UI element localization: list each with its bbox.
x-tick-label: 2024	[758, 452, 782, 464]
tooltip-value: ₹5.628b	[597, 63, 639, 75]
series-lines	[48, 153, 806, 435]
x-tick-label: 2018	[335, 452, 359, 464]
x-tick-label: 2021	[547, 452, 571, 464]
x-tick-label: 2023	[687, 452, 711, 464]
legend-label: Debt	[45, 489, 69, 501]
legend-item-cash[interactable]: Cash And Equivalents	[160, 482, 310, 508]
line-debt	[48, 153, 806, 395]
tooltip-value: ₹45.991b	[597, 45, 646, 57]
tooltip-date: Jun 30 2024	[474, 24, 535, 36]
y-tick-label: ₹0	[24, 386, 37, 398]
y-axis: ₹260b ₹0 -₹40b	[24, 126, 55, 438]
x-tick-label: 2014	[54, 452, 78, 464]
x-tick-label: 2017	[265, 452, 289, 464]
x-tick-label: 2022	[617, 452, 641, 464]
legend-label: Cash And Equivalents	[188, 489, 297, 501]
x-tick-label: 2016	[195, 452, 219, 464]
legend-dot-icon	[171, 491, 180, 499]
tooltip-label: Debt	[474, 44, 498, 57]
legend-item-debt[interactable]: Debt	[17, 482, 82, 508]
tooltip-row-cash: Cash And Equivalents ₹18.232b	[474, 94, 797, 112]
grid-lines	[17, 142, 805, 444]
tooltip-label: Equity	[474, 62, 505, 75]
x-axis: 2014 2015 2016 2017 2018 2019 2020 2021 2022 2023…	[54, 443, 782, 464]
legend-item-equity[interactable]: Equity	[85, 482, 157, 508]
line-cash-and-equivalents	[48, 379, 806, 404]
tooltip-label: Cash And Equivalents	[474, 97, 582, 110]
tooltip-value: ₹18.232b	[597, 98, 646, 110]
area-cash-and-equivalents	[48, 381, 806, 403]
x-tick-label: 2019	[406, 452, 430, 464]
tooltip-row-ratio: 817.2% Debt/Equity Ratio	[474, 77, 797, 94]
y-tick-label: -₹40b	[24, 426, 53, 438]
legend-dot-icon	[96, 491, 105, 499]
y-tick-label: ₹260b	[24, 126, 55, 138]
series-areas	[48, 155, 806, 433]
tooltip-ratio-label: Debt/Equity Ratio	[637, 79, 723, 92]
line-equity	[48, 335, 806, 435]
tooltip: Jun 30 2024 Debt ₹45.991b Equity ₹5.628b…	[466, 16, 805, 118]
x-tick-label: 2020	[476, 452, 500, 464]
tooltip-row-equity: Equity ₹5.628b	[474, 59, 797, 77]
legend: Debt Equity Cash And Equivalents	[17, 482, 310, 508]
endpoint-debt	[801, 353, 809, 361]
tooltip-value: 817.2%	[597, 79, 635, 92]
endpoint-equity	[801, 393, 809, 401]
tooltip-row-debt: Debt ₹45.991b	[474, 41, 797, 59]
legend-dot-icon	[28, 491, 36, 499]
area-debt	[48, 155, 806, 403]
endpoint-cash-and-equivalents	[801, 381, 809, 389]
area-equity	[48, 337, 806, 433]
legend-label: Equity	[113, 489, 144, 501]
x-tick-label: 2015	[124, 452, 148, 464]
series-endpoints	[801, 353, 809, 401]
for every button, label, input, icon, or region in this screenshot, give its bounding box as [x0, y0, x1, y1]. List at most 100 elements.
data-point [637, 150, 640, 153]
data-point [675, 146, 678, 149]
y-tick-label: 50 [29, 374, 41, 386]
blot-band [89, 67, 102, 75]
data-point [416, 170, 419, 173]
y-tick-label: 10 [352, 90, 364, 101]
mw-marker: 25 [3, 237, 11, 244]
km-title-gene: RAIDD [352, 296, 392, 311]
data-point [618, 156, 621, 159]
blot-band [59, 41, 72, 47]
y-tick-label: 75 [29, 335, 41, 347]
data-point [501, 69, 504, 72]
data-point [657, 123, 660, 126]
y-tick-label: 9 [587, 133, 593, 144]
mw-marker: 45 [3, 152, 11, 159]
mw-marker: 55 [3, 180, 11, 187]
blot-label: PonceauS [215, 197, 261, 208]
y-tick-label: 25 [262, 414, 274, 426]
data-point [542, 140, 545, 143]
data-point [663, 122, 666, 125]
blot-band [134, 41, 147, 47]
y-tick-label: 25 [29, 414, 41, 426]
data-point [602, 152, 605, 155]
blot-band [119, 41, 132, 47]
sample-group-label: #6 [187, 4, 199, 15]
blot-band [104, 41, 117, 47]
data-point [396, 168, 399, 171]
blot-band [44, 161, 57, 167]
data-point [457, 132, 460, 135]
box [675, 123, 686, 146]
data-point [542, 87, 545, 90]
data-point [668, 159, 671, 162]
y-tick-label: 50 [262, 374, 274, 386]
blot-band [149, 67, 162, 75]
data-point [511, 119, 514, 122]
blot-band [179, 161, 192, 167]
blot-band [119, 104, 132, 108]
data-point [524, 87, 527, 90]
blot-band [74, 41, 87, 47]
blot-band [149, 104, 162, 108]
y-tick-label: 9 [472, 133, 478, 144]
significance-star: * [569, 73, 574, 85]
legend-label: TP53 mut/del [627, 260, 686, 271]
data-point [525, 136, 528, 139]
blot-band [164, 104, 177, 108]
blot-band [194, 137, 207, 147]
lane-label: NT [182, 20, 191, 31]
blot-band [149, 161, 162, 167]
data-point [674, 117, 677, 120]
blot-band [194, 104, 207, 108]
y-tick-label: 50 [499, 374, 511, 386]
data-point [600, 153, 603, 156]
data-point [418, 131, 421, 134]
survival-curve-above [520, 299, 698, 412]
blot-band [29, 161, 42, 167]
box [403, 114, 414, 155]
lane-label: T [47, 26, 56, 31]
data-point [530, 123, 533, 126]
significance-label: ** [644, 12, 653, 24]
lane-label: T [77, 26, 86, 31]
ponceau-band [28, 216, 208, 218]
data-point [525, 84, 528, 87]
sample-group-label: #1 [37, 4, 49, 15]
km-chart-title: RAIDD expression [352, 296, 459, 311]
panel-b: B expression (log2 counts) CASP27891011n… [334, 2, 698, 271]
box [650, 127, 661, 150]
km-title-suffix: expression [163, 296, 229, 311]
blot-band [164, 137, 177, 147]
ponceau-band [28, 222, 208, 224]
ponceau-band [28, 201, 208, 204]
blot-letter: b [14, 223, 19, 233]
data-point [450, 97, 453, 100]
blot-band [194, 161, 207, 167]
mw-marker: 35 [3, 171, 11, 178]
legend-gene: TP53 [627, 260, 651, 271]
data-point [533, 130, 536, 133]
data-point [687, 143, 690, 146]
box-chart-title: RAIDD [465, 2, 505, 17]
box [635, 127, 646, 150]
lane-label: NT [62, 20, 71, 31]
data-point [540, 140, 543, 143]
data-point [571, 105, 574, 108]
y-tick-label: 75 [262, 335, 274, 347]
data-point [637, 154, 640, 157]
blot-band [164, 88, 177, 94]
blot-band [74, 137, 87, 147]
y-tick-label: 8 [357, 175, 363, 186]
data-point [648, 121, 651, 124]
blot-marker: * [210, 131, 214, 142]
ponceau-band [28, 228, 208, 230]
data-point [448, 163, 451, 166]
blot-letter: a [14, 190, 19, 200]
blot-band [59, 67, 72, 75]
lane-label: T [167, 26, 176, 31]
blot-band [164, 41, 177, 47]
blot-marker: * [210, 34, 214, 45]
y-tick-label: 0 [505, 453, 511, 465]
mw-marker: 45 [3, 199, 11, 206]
--*--
> What is expected
Please repeat these rows with "x-tick-label" substituted by "x-axis-tick" everywhere it appears, leaving everything else unchanged.

> Answer for this exercise
UI element localization: list each with its bbox.
x-axis-tick: 2024	[758, 452, 782, 464]
tooltip-value: ₹5.628b	[597, 63, 639, 75]
series-lines	[48, 153, 806, 435]
x-axis-tick: 2018	[335, 452, 359, 464]
x-axis-tick: 2021	[547, 452, 571, 464]
x-axis-tick: 2023	[687, 452, 711, 464]
legend-label: Debt	[45, 489, 69, 501]
legend-item-cash[interactable]: Cash And Equivalents	[160, 482, 310, 508]
line-debt	[48, 153, 806, 395]
tooltip-value: ₹45.991b	[597, 45, 646, 57]
tooltip-date: Jun 30 2024	[474, 24, 535, 36]
y-tick-label: ₹0	[24, 386, 37, 398]
y-axis: ₹260b ₹0 -₹40b	[24, 126, 55, 438]
x-axis-tick: 2014	[54, 452, 78, 464]
x-axis-tick: 2017	[265, 452, 289, 464]
x-axis-tick: 2022	[617, 452, 641, 464]
legend-label: Cash And Equivalents	[188, 489, 297, 501]
x-axis-tick: 2016	[195, 452, 219, 464]
legend-dot-icon	[171, 491, 180, 499]
tooltip-label: Debt	[474, 44, 498, 57]
legend-item-debt[interactable]: Debt	[17, 482, 82, 508]
tooltip-row-cash: Cash And Equivalents ₹18.232b	[474, 94, 797, 112]
grid-lines	[17, 142, 805, 444]
tooltip-label: Equity	[474, 62, 505, 75]
x-axis: 2014 2015 2016 2017 2018 2019 2020 2021 2022 2023…	[54, 443, 782, 464]
legend-item-equity[interactable]: Equity	[85, 482, 157, 508]
line-cash-and-equivalents	[48, 379, 806, 404]
tooltip-label: Cash And Equivalents	[474, 97, 582, 110]
tooltip-value: ₹18.232b	[597, 98, 646, 110]
area-cash-and-equivalents	[48, 381, 806, 403]
x-axis-tick: 2019	[406, 452, 430, 464]
tooltip-row-ratio: 817.2% Debt/Equity Ratio	[474, 77, 797, 94]
y-tick-label: -₹40b	[24, 426, 53, 438]
legend-dot-icon	[96, 491, 105, 499]
y-tick-label: ₹260b	[24, 126, 55, 138]
series-areas	[48, 155, 806, 433]
tooltip-ratio-label: Debt/Equity Ratio	[637, 79, 723, 92]
line-equity	[48, 335, 806, 435]
tooltip: Jun 30 2024 Debt ₹45.991b Equity ₹5.628b…	[466, 16, 805, 118]
x-axis-tick: 2020	[476, 452, 500, 464]
tooltip-row-equity: Equity ₹5.628b	[474, 59, 797, 77]
legend: Debt Equity Cash And Equivalents	[17, 482, 310, 508]
endpoint-debt	[801, 353, 809, 361]
tooltip-value: 817.2%	[597, 79, 635, 92]
endpoint-equity	[801, 393, 809, 401]
tooltip-row-debt: Debt ₹45.991b	[474, 41, 797, 59]
legend-dot-icon	[28, 491, 36, 499]
area-debt	[48, 155, 806, 403]
endpoint-cash-and-equivalents	[801, 381, 809, 389]
area-equity	[48, 337, 806, 433]
legend-label: Equity	[113, 489, 144, 501]
x-axis-tick: 2015	[124, 452, 148, 464]
series-endpoints	[801, 353, 809, 401]
for every button, label, input, icon, or region in this screenshot, give its bounding box as [x0, y0, x1, y1]. List at most 100 elements.
data-point [637, 150, 640, 153]
data-point [675, 146, 678, 149]
y-tick-label: 50 [29, 374, 41, 386]
blot-band [89, 67, 102, 75]
data-point [416, 170, 419, 173]
y-tick-label: 10 [352, 90, 364, 101]
mw-marker: 25 [3, 237, 11, 244]
km-title-gene: RAIDD [352, 296, 392, 311]
data-point [618, 156, 621, 159]
blot-band [59, 41, 72, 47]
y-tick-label: 75 [29, 335, 41, 347]
data-point [501, 69, 504, 72]
data-point [657, 123, 660, 126]
y-tick-label: 9 [587, 133, 593, 144]
mw-marker: 45 [3, 152, 11, 159]
mw-marker: 55 [3, 180, 11, 187]
blot-label: PonceauS [215, 197, 261, 208]
y-tick-label: 25 [262, 414, 274, 426]
data-point [542, 140, 545, 143]
data-point [663, 122, 666, 125]
blot-band [134, 41, 147, 47]
y-tick-label: 25 [29, 414, 41, 426]
data-point [602, 152, 605, 155]
blot-band [119, 41, 132, 47]
sample-group-label: #6 [187, 4, 199, 15]
blot-band [104, 41, 117, 47]
data-point [396, 168, 399, 171]
blot-band [44, 161, 57, 167]
data-point [457, 132, 460, 135]
box [675, 123, 686, 146]
data-point [542, 87, 545, 90]
data-point [668, 159, 671, 162]
y-tick-label: 50 [262, 374, 274, 386]
blot-band [149, 67, 162, 75]
data-point [511, 119, 514, 122]
blot-band [179, 161, 192, 167]
blot-band [119, 104, 132, 108]
data-point [524, 87, 527, 90]
blot-band [74, 41, 87, 47]
blot-band [149, 104, 162, 108]
y-tick-label: 9 [472, 133, 478, 144]
significance-star: * [569, 73, 574, 85]
legend-label: TP53 mut/del [627, 260, 686, 271]
data-point [525, 136, 528, 139]
blot-band [164, 104, 177, 108]
blot-band [194, 137, 207, 147]
lane-label: NT [182, 20, 191, 31]
blot-band [149, 161, 162, 167]
data-point [674, 117, 677, 120]
blot-band [194, 104, 207, 108]
y-tick-label: 50 [499, 374, 511, 386]
data-point [600, 153, 603, 156]
data-point [418, 131, 421, 134]
survival-curve-above [520, 299, 698, 412]
blot-band [29, 161, 42, 167]
box [403, 114, 414, 155]
lane-label: T [47, 26, 56, 31]
data-point [530, 123, 533, 126]
significance-label: ** [644, 12, 653, 24]
lane-label: T [77, 26, 86, 31]
ponceau-band [28, 216, 208, 218]
data-point [525, 84, 528, 87]
sample-group-label: #1 [37, 4, 49, 15]
km-chart-title: RAIDD expression [352, 296, 459, 311]
panel-b: B expression (log2 counts) CASP27891011n… [334, 2, 698, 271]
box [650, 127, 661, 150]
km-title-suffix: expression [163, 296, 229, 311]
blot-band [164, 137, 177, 147]
ponceau-band [28, 222, 208, 224]
ponceau-band [28, 201, 208, 204]
blot-letter: b [14, 223, 19, 233]
data-point [450, 97, 453, 100]
blot-band [194, 161, 207, 167]
mw-marker: 35 [3, 171, 11, 178]
legend-gene: TP53 [627, 260, 651, 271]
data-point [533, 130, 536, 133]
data-point [687, 143, 690, 146]
box-chart-title: RAIDD [465, 2, 505, 17]
box [635, 127, 646, 150]
lane-label: NT [62, 20, 71, 31]
data-point [540, 140, 543, 143]
data-point [571, 105, 574, 108]
y-tick-label: 75 [262, 335, 274, 347]
data-point [637, 154, 640, 157]
blot-band [164, 88, 177, 94]
blot-band [74, 137, 87, 147]
y-tick-label: 8 [357, 175, 363, 186]
data-point [648, 121, 651, 124]
blot-marker: * [210, 131, 214, 142]
ponceau-band [28, 228, 208, 230]
data-point [448, 163, 451, 166]
blot-letter: a [14, 190, 19, 200]
blot-band [59, 67, 72, 75]
lane-label: T [167, 26, 176, 31]
blot-band [164, 41, 177, 47]
blot-marker: * [210, 34, 214, 45]
y-tick-label: 0 [505, 453, 511, 465]
mw-marker: 45 [3, 199, 11, 206]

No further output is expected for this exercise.